**WHAT YOU SHOULD DO:** Copy the records below exactly, omitting any pictures they contain.

* start *

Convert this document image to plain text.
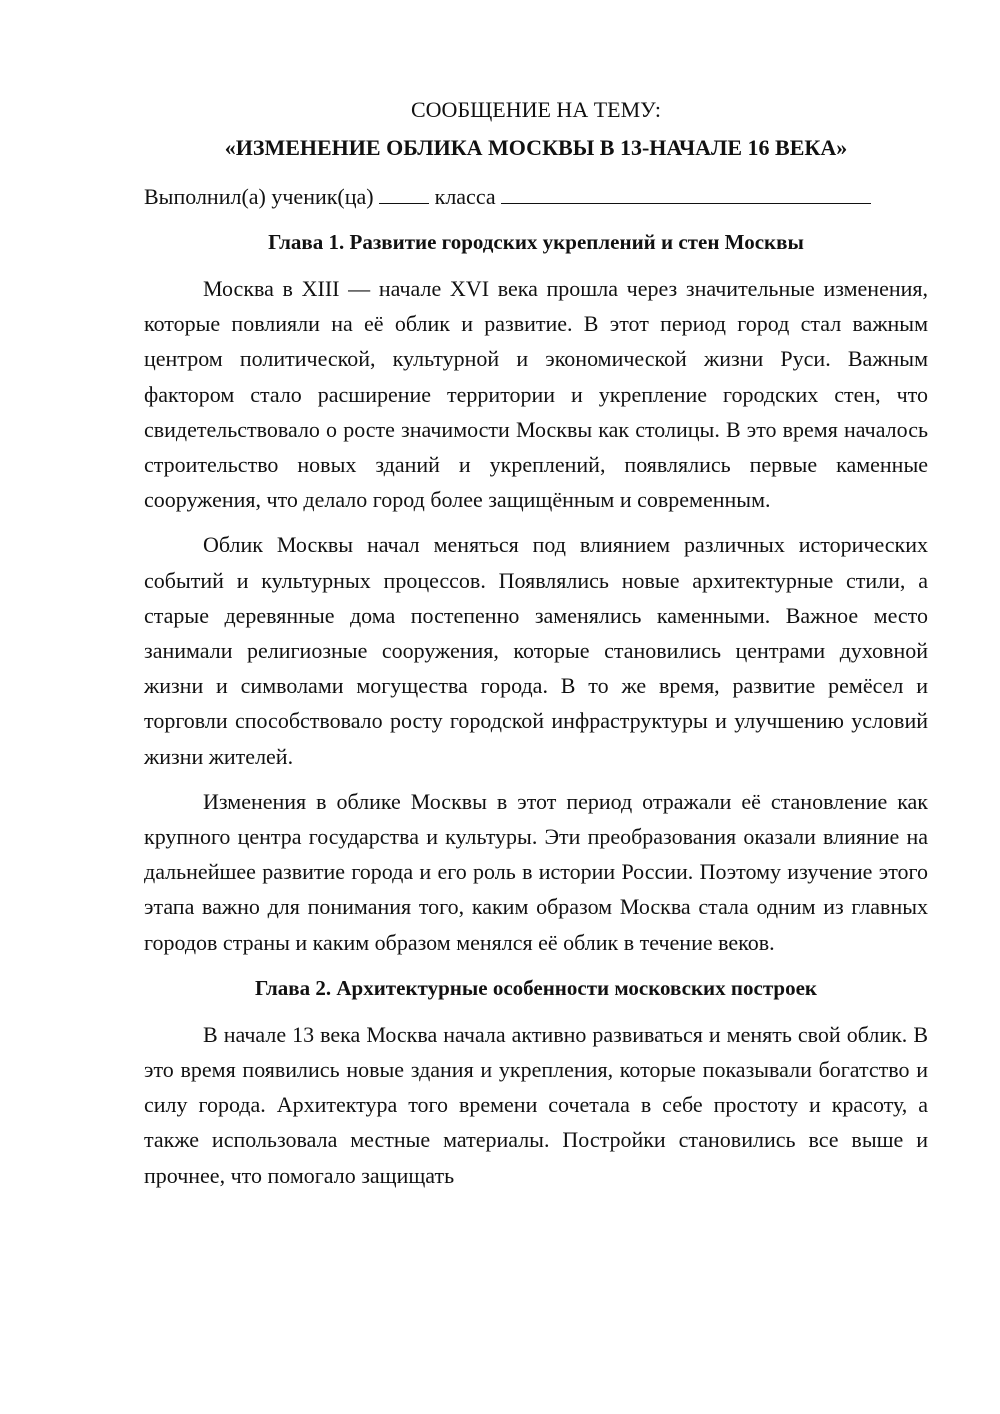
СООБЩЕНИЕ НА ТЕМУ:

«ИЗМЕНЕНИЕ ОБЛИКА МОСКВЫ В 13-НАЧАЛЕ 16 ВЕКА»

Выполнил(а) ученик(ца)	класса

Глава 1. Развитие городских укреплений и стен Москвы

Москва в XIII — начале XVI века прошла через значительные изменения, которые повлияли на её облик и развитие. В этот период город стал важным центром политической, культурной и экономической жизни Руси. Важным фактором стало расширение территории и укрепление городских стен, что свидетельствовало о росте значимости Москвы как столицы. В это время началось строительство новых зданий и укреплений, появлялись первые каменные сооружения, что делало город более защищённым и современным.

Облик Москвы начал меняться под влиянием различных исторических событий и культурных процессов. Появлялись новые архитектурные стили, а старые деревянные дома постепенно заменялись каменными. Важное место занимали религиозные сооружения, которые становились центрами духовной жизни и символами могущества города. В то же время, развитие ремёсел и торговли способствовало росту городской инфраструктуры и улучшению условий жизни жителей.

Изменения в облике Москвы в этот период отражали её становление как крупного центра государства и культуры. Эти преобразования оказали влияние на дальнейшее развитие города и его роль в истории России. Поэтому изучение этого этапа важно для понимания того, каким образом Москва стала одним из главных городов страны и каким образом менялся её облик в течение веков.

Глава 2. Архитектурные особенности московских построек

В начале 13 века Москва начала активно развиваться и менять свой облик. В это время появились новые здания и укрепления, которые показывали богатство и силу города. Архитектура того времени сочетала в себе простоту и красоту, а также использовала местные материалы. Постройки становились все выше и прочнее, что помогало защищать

* end *

**RESPONSE TO THIS EXERCISE:**
Convert this document image to plain text.
СООБЩЕНИЕ НА ТЕМУ:

«ИЗМЕНЕНИЕ ОБЛИКА МОСКВЫ В 13-НАЧАЛЕ 16 ВЕКА»

Выполнил(а) ученик(ца)	класса

Глава 1. Развитие городских укреплений и стен Москвы

Москва в XIII — начале XVI века прошла через значительные изменения, которые повлияли на её облик и развитие. В этот период город стал важным центром политической, культурной и экономической жизни Руси. Важным фактором стало расширение территории и укрепление городских стен, что свидетельствовало о росте значимости Москвы как столицы. В это время началось строительство новых зданий и укреплений, появлялись первые каменные сооружения, что делало город более защищённым и современным.

Облик Москвы начал меняться под влиянием различных исторических событий и культурных процессов. Появлялись новые архитектурные стили, а старые деревянные дома постепенно заменялись каменными. Важное место занимали религиозные сооружения, которые становились центрами духовной жизни и символами могущества города. В то же время, развитие ремёсел и торговли способствовало росту городской инфраструктуры и улучшению условий жизни жителей.

Изменения в облике Москвы в этот период отражали её становление как крупного центра государства и культуры. Эти преобразования оказали влияние на дальнейшее развитие города и его роль в истории России. Поэтому изучение этого этапа важно для понимания того, каким образом Москва стала одним из главных городов страны и каким образом менялся её облик в течение веков.

Глава 2. Архитектурные особенности московских построек

В начале 13 века Москва начала активно развиваться и менять свой облик. В это время появились новые здания и укрепления, которые показывали богатство и силу города. Архитектура того времени сочетала в себе простоту и красоту, а также использовала местные материалы. Постройки становились все выше и прочнее, что помогало защищать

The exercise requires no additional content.